Prompt
Gather every line of the entries that includes the word "intercalation".

Listed entries
______
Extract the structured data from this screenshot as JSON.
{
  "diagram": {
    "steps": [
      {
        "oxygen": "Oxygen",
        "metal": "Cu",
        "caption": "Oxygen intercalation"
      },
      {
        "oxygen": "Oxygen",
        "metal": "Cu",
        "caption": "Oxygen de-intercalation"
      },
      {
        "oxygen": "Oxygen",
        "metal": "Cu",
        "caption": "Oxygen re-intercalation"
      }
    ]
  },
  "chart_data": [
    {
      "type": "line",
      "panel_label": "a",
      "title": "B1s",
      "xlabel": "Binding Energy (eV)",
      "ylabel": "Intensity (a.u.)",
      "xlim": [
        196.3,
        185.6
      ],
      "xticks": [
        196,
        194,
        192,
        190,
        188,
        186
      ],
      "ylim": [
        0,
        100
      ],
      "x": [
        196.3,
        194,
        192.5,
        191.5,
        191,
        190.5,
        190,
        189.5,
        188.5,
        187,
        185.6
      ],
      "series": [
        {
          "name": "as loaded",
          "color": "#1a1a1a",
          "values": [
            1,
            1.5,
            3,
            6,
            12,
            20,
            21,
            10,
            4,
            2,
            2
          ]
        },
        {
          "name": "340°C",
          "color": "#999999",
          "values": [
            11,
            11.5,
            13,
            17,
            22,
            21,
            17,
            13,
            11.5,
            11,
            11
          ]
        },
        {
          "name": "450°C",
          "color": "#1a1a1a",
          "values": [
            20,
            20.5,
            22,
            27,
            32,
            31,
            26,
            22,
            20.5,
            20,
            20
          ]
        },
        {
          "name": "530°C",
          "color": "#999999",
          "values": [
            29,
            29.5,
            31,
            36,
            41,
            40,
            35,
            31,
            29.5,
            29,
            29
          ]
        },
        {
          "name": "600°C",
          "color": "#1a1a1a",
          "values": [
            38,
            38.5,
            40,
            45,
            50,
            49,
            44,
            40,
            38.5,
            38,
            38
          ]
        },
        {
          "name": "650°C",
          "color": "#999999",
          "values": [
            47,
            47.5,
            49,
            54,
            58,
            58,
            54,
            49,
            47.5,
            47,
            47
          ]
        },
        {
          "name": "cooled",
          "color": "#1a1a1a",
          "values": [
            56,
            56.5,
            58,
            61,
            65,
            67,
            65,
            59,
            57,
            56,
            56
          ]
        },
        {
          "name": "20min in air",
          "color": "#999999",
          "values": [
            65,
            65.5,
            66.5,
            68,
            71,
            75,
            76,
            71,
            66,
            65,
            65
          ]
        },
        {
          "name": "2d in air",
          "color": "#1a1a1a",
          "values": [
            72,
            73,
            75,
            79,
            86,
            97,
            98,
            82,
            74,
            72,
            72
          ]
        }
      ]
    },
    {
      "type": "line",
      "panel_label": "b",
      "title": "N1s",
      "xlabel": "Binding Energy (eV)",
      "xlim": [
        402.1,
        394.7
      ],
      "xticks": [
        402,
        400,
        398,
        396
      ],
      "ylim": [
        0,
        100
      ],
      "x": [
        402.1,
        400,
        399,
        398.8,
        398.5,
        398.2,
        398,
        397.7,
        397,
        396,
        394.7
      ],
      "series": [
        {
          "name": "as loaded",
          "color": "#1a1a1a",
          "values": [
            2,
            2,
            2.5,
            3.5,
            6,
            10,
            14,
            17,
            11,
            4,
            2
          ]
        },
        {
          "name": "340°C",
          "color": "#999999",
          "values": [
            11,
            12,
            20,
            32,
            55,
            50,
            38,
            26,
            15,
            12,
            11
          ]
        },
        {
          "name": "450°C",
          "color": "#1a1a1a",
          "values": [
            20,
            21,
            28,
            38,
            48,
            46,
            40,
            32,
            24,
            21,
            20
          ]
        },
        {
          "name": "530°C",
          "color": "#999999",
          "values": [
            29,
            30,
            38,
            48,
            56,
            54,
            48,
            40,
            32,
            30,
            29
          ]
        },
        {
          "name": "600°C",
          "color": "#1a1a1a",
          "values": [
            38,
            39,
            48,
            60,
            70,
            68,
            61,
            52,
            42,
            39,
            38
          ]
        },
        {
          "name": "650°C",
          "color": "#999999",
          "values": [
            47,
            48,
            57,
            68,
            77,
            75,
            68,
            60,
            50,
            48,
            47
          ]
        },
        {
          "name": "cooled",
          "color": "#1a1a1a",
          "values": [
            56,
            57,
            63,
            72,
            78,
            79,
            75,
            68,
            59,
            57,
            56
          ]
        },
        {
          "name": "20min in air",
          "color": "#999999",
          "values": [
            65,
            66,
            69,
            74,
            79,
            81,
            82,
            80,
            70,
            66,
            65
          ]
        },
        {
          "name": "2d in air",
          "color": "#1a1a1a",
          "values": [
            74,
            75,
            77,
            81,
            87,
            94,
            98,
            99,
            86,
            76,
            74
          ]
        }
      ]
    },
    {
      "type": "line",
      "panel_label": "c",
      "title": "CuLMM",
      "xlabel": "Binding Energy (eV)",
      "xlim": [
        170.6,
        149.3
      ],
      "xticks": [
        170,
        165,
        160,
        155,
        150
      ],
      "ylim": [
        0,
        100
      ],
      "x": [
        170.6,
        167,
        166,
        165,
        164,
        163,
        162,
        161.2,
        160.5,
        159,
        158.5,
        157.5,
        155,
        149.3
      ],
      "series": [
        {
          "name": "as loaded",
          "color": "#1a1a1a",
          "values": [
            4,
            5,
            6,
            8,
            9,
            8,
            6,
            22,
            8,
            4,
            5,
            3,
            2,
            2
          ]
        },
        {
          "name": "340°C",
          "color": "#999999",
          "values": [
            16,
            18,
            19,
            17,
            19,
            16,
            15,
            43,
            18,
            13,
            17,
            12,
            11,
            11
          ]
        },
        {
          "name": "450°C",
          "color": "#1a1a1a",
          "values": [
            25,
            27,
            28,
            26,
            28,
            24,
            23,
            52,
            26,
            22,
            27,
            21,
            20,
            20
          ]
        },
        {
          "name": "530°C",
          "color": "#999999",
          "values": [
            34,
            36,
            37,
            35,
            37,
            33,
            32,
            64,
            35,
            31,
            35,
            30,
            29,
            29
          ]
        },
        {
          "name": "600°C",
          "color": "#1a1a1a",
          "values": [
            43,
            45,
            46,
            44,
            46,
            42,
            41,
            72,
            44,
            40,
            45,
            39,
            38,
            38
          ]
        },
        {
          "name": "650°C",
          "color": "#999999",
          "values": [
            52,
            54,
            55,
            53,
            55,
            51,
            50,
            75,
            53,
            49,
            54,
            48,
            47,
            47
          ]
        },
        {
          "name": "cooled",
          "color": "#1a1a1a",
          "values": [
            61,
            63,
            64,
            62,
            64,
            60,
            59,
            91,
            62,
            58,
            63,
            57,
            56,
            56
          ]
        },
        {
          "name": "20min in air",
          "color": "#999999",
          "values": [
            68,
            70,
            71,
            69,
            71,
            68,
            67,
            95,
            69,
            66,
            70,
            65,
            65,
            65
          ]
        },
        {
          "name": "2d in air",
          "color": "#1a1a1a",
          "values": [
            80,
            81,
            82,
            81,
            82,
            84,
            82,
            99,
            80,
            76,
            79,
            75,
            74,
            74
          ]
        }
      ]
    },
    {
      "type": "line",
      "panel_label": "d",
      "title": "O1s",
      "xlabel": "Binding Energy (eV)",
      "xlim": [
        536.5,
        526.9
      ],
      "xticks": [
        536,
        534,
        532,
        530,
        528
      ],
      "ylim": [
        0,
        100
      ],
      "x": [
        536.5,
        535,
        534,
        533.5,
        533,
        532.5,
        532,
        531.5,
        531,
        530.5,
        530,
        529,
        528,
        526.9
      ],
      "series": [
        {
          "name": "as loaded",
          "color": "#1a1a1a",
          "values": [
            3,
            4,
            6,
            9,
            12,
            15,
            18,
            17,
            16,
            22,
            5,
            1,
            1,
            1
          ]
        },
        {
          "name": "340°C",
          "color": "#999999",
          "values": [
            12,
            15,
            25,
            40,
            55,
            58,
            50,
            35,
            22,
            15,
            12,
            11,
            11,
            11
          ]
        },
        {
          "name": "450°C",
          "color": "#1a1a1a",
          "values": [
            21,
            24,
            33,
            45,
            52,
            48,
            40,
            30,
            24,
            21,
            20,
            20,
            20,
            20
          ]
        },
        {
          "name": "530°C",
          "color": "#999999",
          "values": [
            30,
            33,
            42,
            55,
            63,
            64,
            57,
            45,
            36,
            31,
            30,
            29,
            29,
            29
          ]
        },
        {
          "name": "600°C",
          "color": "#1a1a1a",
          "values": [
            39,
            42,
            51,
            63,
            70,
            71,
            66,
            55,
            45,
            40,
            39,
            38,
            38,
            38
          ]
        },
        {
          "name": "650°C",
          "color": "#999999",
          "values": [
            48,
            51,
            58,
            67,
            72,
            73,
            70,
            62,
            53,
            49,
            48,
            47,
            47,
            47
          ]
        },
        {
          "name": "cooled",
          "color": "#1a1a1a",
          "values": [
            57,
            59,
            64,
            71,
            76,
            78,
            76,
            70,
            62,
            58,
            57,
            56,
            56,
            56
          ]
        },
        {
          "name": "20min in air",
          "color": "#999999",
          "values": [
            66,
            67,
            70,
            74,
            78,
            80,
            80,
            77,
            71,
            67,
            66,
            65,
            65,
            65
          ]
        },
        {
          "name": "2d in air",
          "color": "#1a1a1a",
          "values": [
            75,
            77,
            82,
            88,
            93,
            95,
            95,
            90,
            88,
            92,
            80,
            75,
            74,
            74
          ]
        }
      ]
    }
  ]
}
______
Response
        "caption": "Oxygen intercalation"
        "caption": "Oxygen de-intercalation"
        "caption": "Oxygen re-intercalation"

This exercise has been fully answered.